[Excerpted records start]

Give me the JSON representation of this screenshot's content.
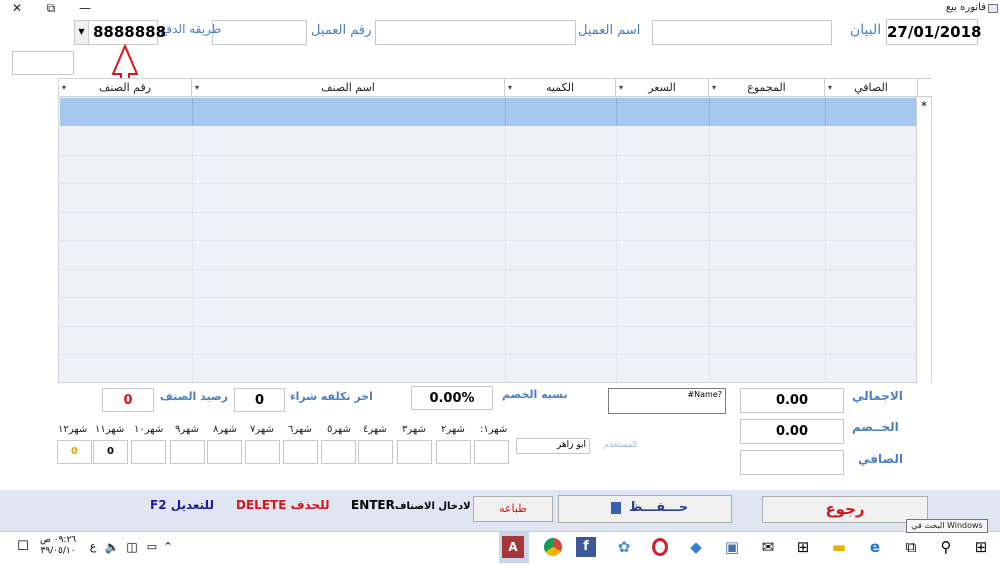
{
  "window": {
    "title": "فاتوره بيع",
    "controls": {
      "close": "✕",
      "restore": "⧉",
      "minimize": "—"
    }
  },
  "header": {
    "date_value": "27/01/2018",
    "statement_label": "البيان",
    "statement_value": "",
    "customer_name_label": "اسم العميل",
    "customer_name_value": "",
    "customer_number_label": "رقم العميل",
    "customer_number_value": "",
    "payment_label": "طريقه الدفع",
    "payment_value": "8888888",
    "extra_field_value": ""
  },
  "grid": {
    "columns": [
      "الصافي",
      "المجموع",
      "السعر",
      "الكميه",
      "اسم الصنف",
      "رقم الصنف"
    ],
    "new_row_marker": "*",
    "rows": []
  },
  "totals": {
    "total_label": "الاجمالي",
    "total_value": "0.00",
    "discount_label": "الخــصم",
    "discount_value": "0.00",
    "net_label": "الصافي",
    "net_value": "",
    "name_error_value": "#Name?",
    "discount_pct_label": "نسبه الخصم",
    "discount_pct_value": "0.00%",
    "last_cost_label": "اخر تكلفه شراء",
    "last_cost_value": "0",
    "item_balance_label": "رصيد الصنف",
    "item_balance_value": "0"
  },
  "user": {
    "label": "المستخدم",
    "value": "ابو زاهر"
  },
  "months": {
    "labels": [
      "شهر١:",
      "شهر٢",
      "شهر٣",
      "شهر٤",
      "شهر٥",
      "شهر٦",
      "شهر٧",
      "شهر٨",
      "شهر٩",
      "شهر١٠",
      "شهر١١",
      "شهر١٢"
    ],
    "values": [
      "",
      "",
      "",
      "",
      "",
      "",
      "",
      "",
      "",
      "",
      "0",
      "0"
    ]
  },
  "hints": {
    "edit_key": "F2",
    "edit_label": "للتعديل",
    "delete_key": "DELETE",
    "delete_label": "للحذف",
    "enter_key": "ENTER",
    "enter_label": "لادخال الاصناف"
  },
  "buttons": {
    "print": "طباعه",
    "save": "حـــفـــظ",
    "back": "رجوع"
  },
  "taskbar": {
    "search_tooltip": "البحث في Windows",
    "time": "٠٩:٢٦ ص",
    "date": "٣٩/٠٥/١٠",
    "lang": "ع"
  },
  "colors": {
    "label_blue": "#4a7fc4",
    "red": "#d6151b",
    "selected_row": "#a6c8ee",
    "grid_bg": "#edf1f7",
    "footer_bg": "#dfe6f1"
  }
}
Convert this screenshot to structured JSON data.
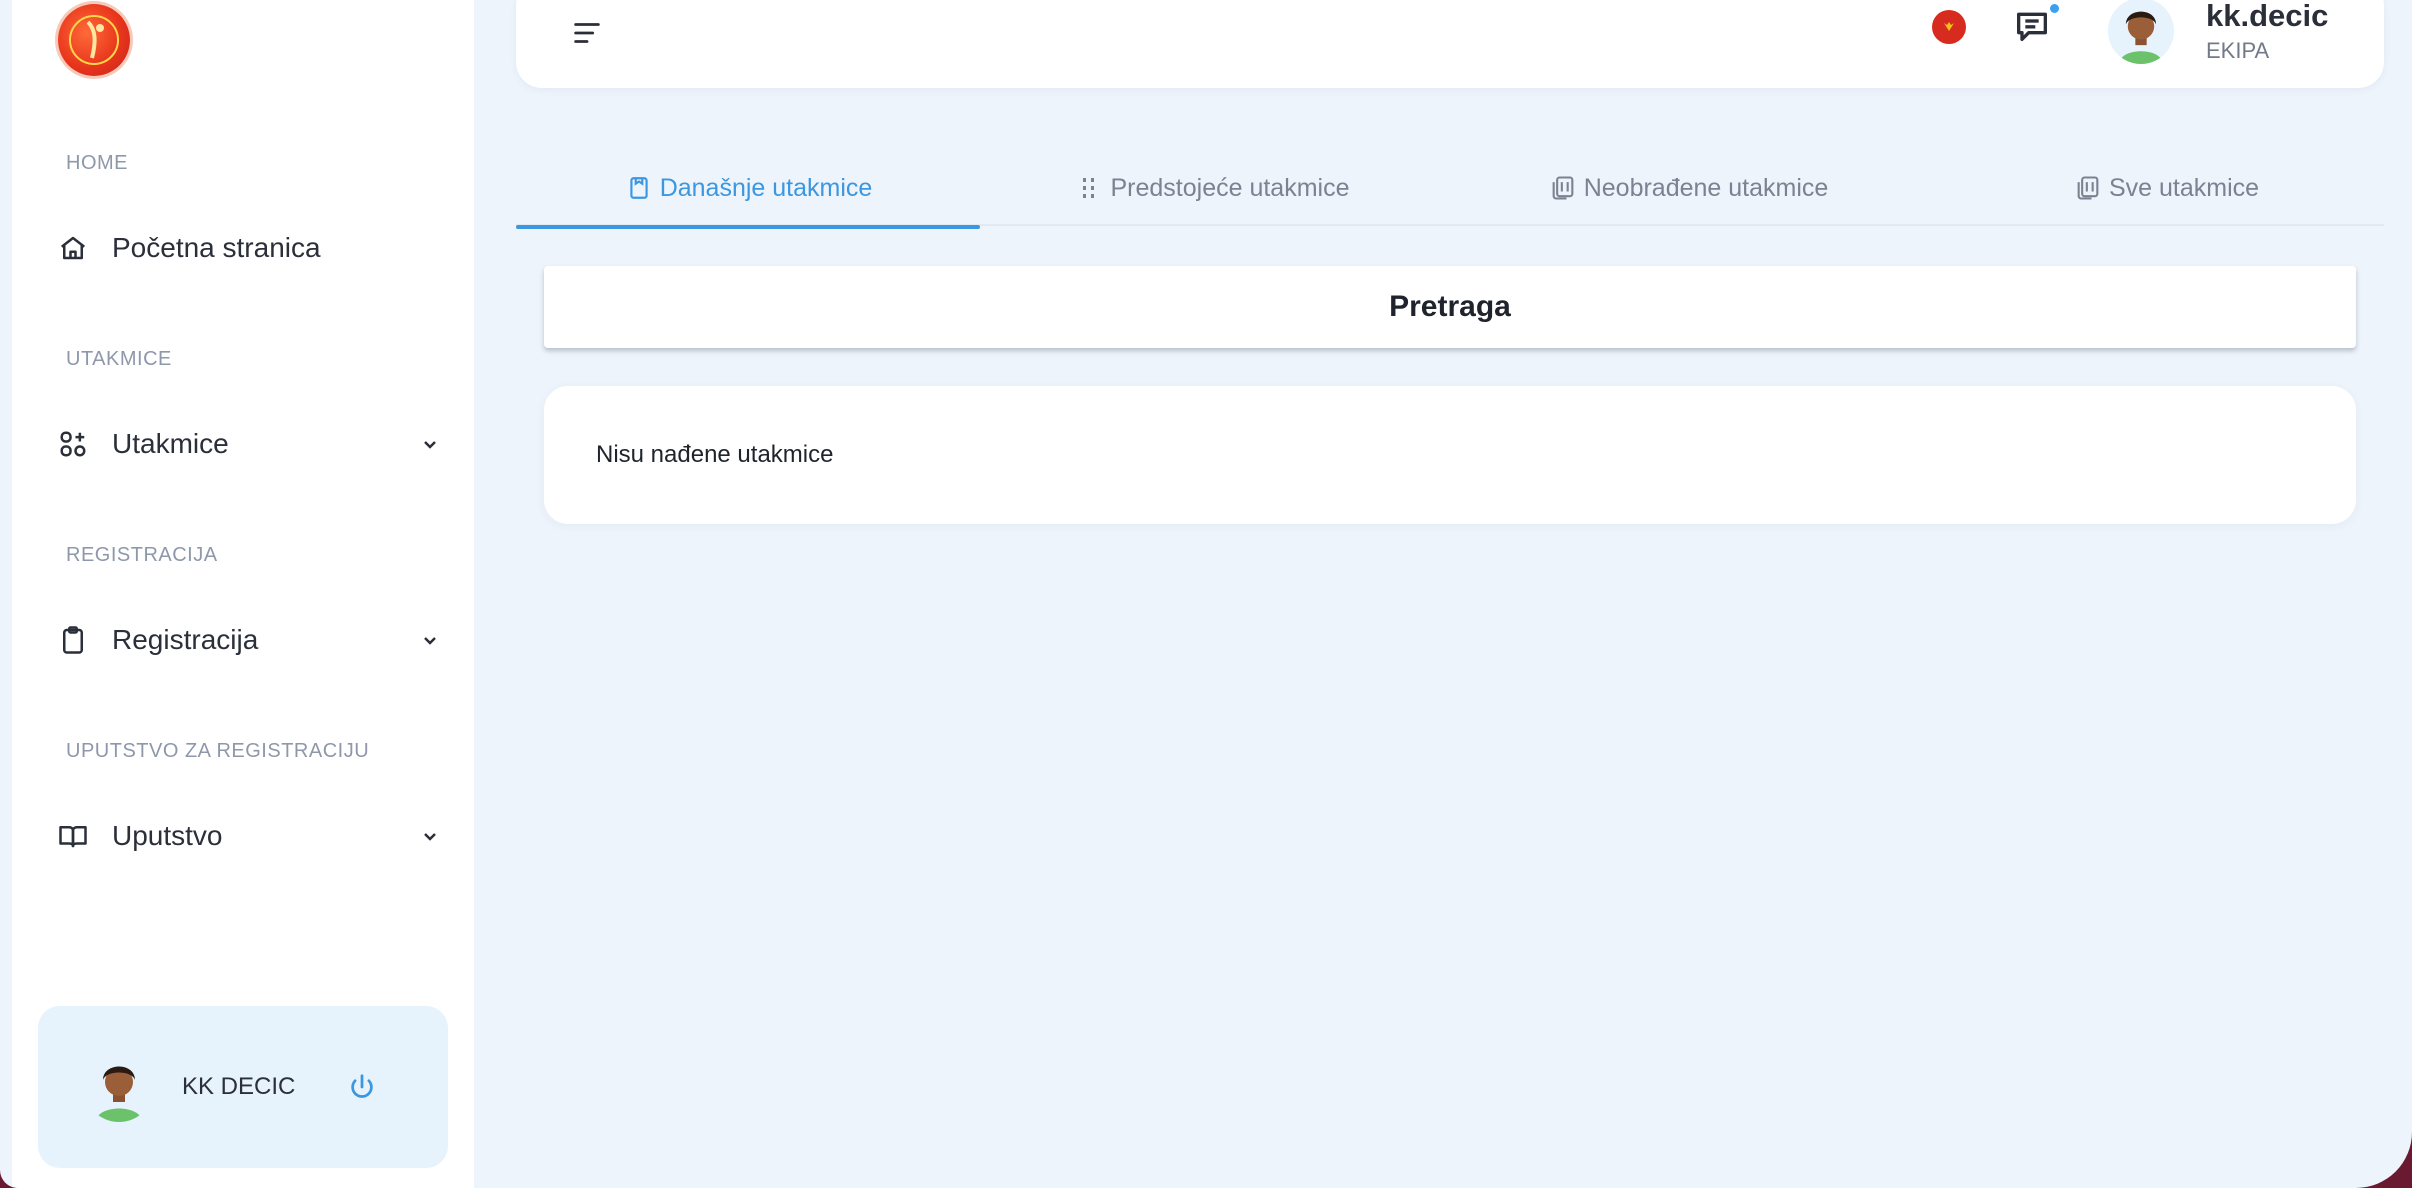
{
  "sidebar": {
    "sections": [
      {
        "label": "HOME"
      },
      {
        "label": "UTAKMICE"
      },
      {
        "label": "REGISTRACIJA"
      },
      {
        "label": "UPUTSTVO ZA REGISTRACIJU"
      }
    ],
    "items": [
      {
        "label": "Početna stranica",
        "icon": "home-icon"
      },
      {
        "label": "Utakmice",
        "icon": "apps-icon",
        "expandable": true
      },
      {
        "label": "Registracija",
        "icon": "clipboard-icon",
        "expandable": true
      },
      {
        "label": "Uputstvo",
        "icon": "book-icon",
        "expandable": true
      }
    ],
    "user_card": {
      "name": "KK DECIC"
    }
  },
  "header": {
    "user": {
      "name": "kk.decic",
      "role": "EKIPA"
    },
    "has_unread_messages": true
  },
  "tabs": [
    {
      "label": "Današnje utakmice",
      "active": true,
      "icon": "calendar-icon"
    },
    {
      "label": "Predstojeće utakmice",
      "active": false,
      "icon": "list-dots-icon"
    },
    {
      "label": "Neobrađene utakmice",
      "active": false,
      "icon": "stack-icon"
    },
    {
      "label": "Sve utakmice",
      "active": false,
      "icon": "stack-icon"
    }
  ],
  "search": {
    "label": "Pretraga"
  },
  "results": {
    "empty_message": "Nisu nađene utakmice"
  },
  "colors": {
    "accent": "#3b97e0",
    "background": "#eef4fc",
    "frame": "#6a1a30"
  }
}
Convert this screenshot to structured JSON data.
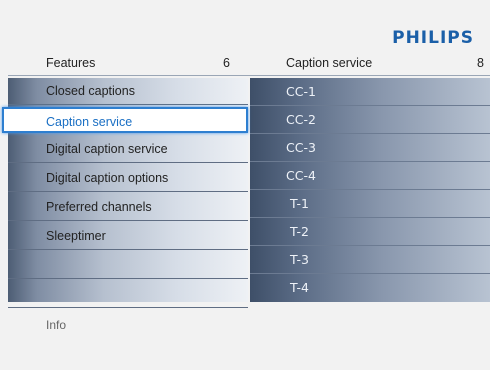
{
  "brand": "PHILIPS",
  "left_header": {
    "label": "Features",
    "count": "6"
  },
  "right_header": {
    "label": "Caption service",
    "count": "8"
  },
  "left_items": [
    {
      "label": "Closed captions",
      "selected": false
    },
    {
      "label": "Caption service",
      "selected": true
    },
    {
      "label": "Digital caption service",
      "selected": false
    },
    {
      "label": "Digital caption options",
      "selected": false
    },
    {
      "label": "Preferred channels",
      "selected": false
    },
    {
      "label": "Sleeptimer",
      "selected": false
    },
    {
      "label": "",
      "selected": false
    },
    {
      "label": "",
      "selected": false
    }
  ],
  "right_items": [
    {
      "label": "CC-1"
    },
    {
      "label": "CC-2"
    },
    {
      "label": "CC-3"
    },
    {
      "label": "CC-4"
    },
    {
      "label": "T-1"
    },
    {
      "label": "T-2"
    },
    {
      "label": "T-3"
    },
    {
      "label": "T-4"
    }
  ],
  "info": "Info",
  "colors": {
    "brand": "#1a5fa8",
    "highlight_border": "#2e7fd0",
    "highlight_text": "#1a6fc4"
  }
}
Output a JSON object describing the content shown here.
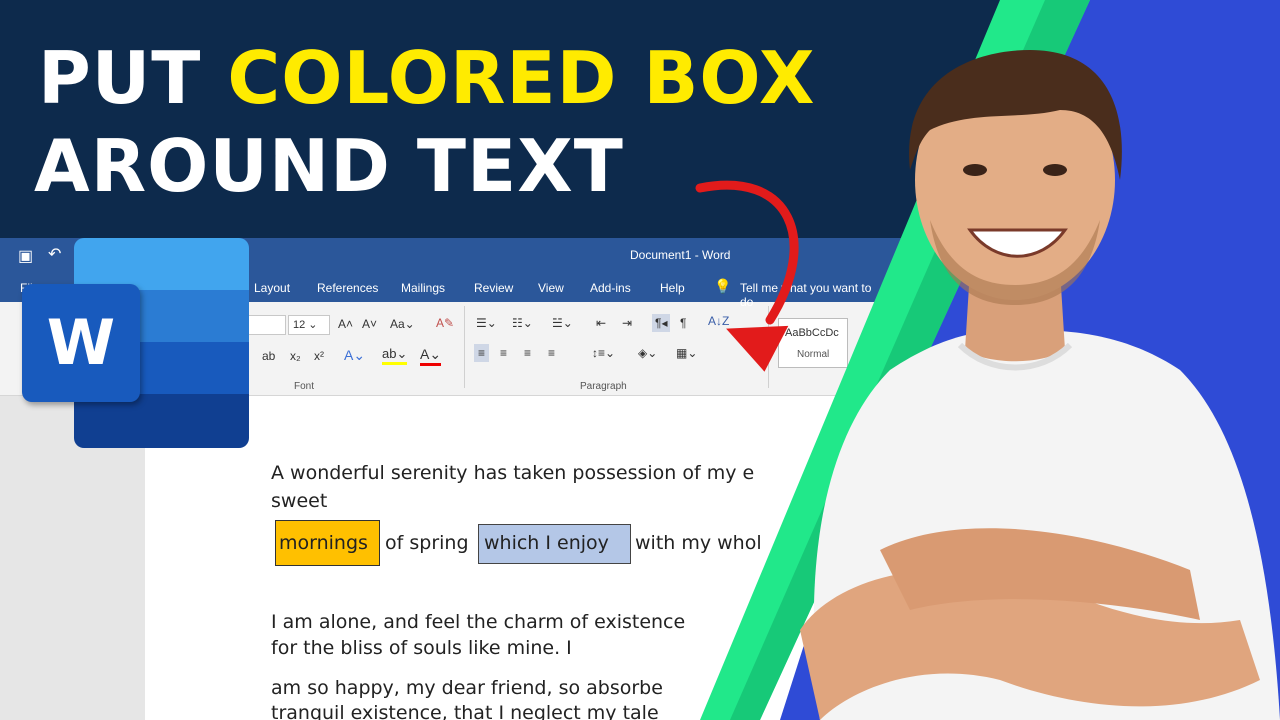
{
  "thumbnail": {
    "headline_line1_plain": "PUT ",
    "headline_line1_highlight": "COLORED BOX",
    "headline_line2": "AROUND TEXT",
    "colors": {
      "navy": "#0d2a4c",
      "highlight_yellow": "#ffeb00",
      "green": "#21e88a",
      "blue": "#2f4bd6",
      "arrow_red": "#e21b1b"
    }
  },
  "word": {
    "window_title": "Document1  -  Word",
    "logo_letter": "W",
    "file_menu": "File",
    "menu": [
      "Layout",
      "References",
      "Mailings",
      "Review",
      "View",
      "Add-ins",
      "Help"
    ],
    "tell_me": "Tell me what you want to do",
    "font_size": "12",
    "style_preview": "AaBbCcDc",
    "style_name": "Normal",
    "group_font": "Font",
    "group_paragraph": "Paragraph",
    "icons": [
      "save-icon",
      "undo-icon",
      "lightbulb-icon",
      "bullets-icon",
      "numbering-icon",
      "multilevel-list-icon",
      "decrease-indent-icon",
      "increase-indent-icon",
      "sort-icon",
      "show-formatting-icon",
      "align-left-icon",
      "center-icon",
      "align-right-icon",
      "justify-icon",
      "line-spacing-icon",
      "shading-icon",
      "borders-icon",
      "grow-font-icon",
      "shrink-font-icon",
      "change-case-icon",
      "clear-formatting-icon",
      "text-effects-icon",
      "highlight-icon",
      "font-color-icon",
      "subscript-icon",
      "superscript-icon"
    ]
  },
  "document": {
    "line1": "A wonderful serenity has taken possession of my e",
    "line2": "sweet",
    "box1_text": "mornings",
    "mid_text": "of spring",
    "box2_text": "which I enjoy",
    "after_text": "with my whol",
    "para2_line1": "I am alone, and feel the charm of existence",
    "para2_line2": "for the bliss of souls like mine. I",
    "para3_line1": " am so happy, my dear friend, so absorbe",
    "para3_line2": "tranquil existence, that I neglect my tale"
  }
}
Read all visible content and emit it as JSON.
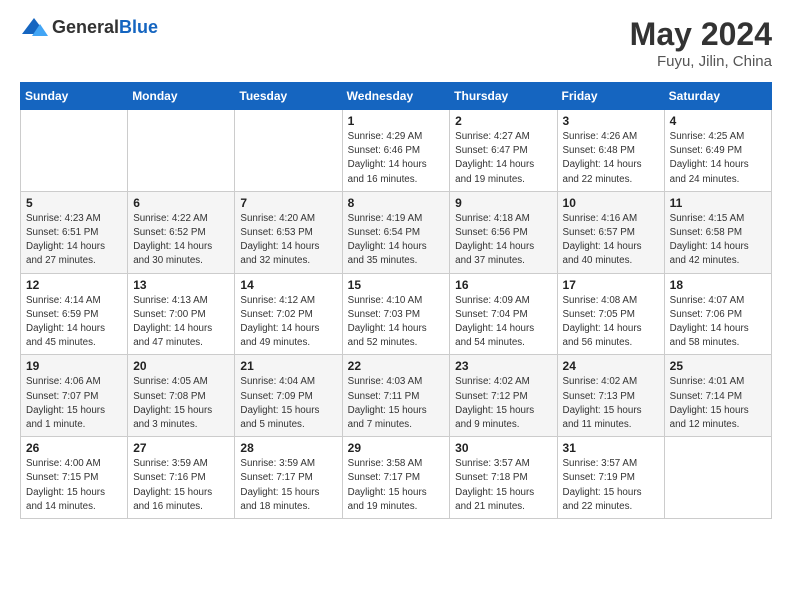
{
  "header": {
    "logo_general": "General",
    "logo_blue": "Blue",
    "title": "May 2024",
    "location": "Fuyu, Jilin, China"
  },
  "weekdays": [
    "Sunday",
    "Monday",
    "Tuesday",
    "Wednesday",
    "Thursday",
    "Friday",
    "Saturday"
  ],
  "weeks": [
    [
      {
        "day": "",
        "info": ""
      },
      {
        "day": "",
        "info": ""
      },
      {
        "day": "",
        "info": ""
      },
      {
        "day": "1",
        "info": "Sunrise: 4:29 AM\nSunset: 6:46 PM\nDaylight: 14 hours\nand 16 minutes."
      },
      {
        "day": "2",
        "info": "Sunrise: 4:27 AM\nSunset: 6:47 PM\nDaylight: 14 hours\nand 19 minutes."
      },
      {
        "day": "3",
        "info": "Sunrise: 4:26 AM\nSunset: 6:48 PM\nDaylight: 14 hours\nand 22 minutes."
      },
      {
        "day": "4",
        "info": "Sunrise: 4:25 AM\nSunset: 6:49 PM\nDaylight: 14 hours\nand 24 minutes."
      }
    ],
    [
      {
        "day": "5",
        "info": "Sunrise: 4:23 AM\nSunset: 6:51 PM\nDaylight: 14 hours\nand 27 minutes."
      },
      {
        "day": "6",
        "info": "Sunrise: 4:22 AM\nSunset: 6:52 PM\nDaylight: 14 hours\nand 30 minutes."
      },
      {
        "day": "7",
        "info": "Sunrise: 4:20 AM\nSunset: 6:53 PM\nDaylight: 14 hours\nand 32 minutes."
      },
      {
        "day": "8",
        "info": "Sunrise: 4:19 AM\nSunset: 6:54 PM\nDaylight: 14 hours\nand 35 minutes."
      },
      {
        "day": "9",
        "info": "Sunrise: 4:18 AM\nSunset: 6:56 PM\nDaylight: 14 hours\nand 37 minutes."
      },
      {
        "day": "10",
        "info": "Sunrise: 4:16 AM\nSunset: 6:57 PM\nDaylight: 14 hours\nand 40 minutes."
      },
      {
        "day": "11",
        "info": "Sunrise: 4:15 AM\nSunset: 6:58 PM\nDaylight: 14 hours\nand 42 minutes."
      }
    ],
    [
      {
        "day": "12",
        "info": "Sunrise: 4:14 AM\nSunset: 6:59 PM\nDaylight: 14 hours\nand 45 minutes."
      },
      {
        "day": "13",
        "info": "Sunrise: 4:13 AM\nSunset: 7:00 PM\nDaylight: 14 hours\nand 47 minutes."
      },
      {
        "day": "14",
        "info": "Sunrise: 4:12 AM\nSunset: 7:02 PM\nDaylight: 14 hours\nand 49 minutes."
      },
      {
        "day": "15",
        "info": "Sunrise: 4:10 AM\nSunset: 7:03 PM\nDaylight: 14 hours\nand 52 minutes."
      },
      {
        "day": "16",
        "info": "Sunrise: 4:09 AM\nSunset: 7:04 PM\nDaylight: 14 hours\nand 54 minutes."
      },
      {
        "day": "17",
        "info": "Sunrise: 4:08 AM\nSunset: 7:05 PM\nDaylight: 14 hours\nand 56 minutes."
      },
      {
        "day": "18",
        "info": "Sunrise: 4:07 AM\nSunset: 7:06 PM\nDaylight: 14 hours\nand 58 minutes."
      }
    ],
    [
      {
        "day": "19",
        "info": "Sunrise: 4:06 AM\nSunset: 7:07 PM\nDaylight: 15 hours\nand 1 minute."
      },
      {
        "day": "20",
        "info": "Sunrise: 4:05 AM\nSunset: 7:08 PM\nDaylight: 15 hours\nand 3 minutes."
      },
      {
        "day": "21",
        "info": "Sunrise: 4:04 AM\nSunset: 7:09 PM\nDaylight: 15 hours\nand 5 minutes."
      },
      {
        "day": "22",
        "info": "Sunrise: 4:03 AM\nSunset: 7:11 PM\nDaylight: 15 hours\nand 7 minutes."
      },
      {
        "day": "23",
        "info": "Sunrise: 4:02 AM\nSunset: 7:12 PM\nDaylight: 15 hours\nand 9 minutes."
      },
      {
        "day": "24",
        "info": "Sunrise: 4:02 AM\nSunset: 7:13 PM\nDaylight: 15 hours\nand 11 minutes."
      },
      {
        "day": "25",
        "info": "Sunrise: 4:01 AM\nSunset: 7:14 PM\nDaylight: 15 hours\nand 12 minutes."
      }
    ],
    [
      {
        "day": "26",
        "info": "Sunrise: 4:00 AM\nSunset: 7:15 PM\nDaylight: 15 hours\nand 14 minutes."
      },
      {
        "day": "27",
        "info": "Sunrise: 3:59 AM\nSunset: 7:16 PM\nDaylight: 15 hours\nand 16 minutes."
      },
      {
        "day": "28",
        "info": "Sunrise: 3:59 AM\nSunset: 7:17 PM\nDaylight: 15 hours\nand 18 minutes."
      },
      {
        "day": "29",
        "info": "Sunrise: 3:58 AM\nSunset: 7:17 PM\nDaylight: 15 hours\nand 19 minutes."
      },
      {
        "day": "30",
        "info": "Sunrise: 3:57 AM\nSunset: 7:18 PM\nDaylight: 15 hours\nand 21 minutes."
      },
      {
        "day": "31",
        "info": "Sunrise: 3:57 AM\nSunset: 7:19 PM\nDaylight: 15 hours\nand 22 minutes."
      },
      {
        "day": "",
        "info": ""
      }
    ]
  ]
}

[Excerpted records end]

- **Objective**
Check all the records above and select each line where the string "JSON" is found.

- **Completed exercise**
Give me the JSON representation of this screenshot's content.
Convert this screenshot to structured JSON data.
Convert this screenshot to structured JSON data.
Output a JSON object describing the content shown here.
Read all visible content and emit it as JSON.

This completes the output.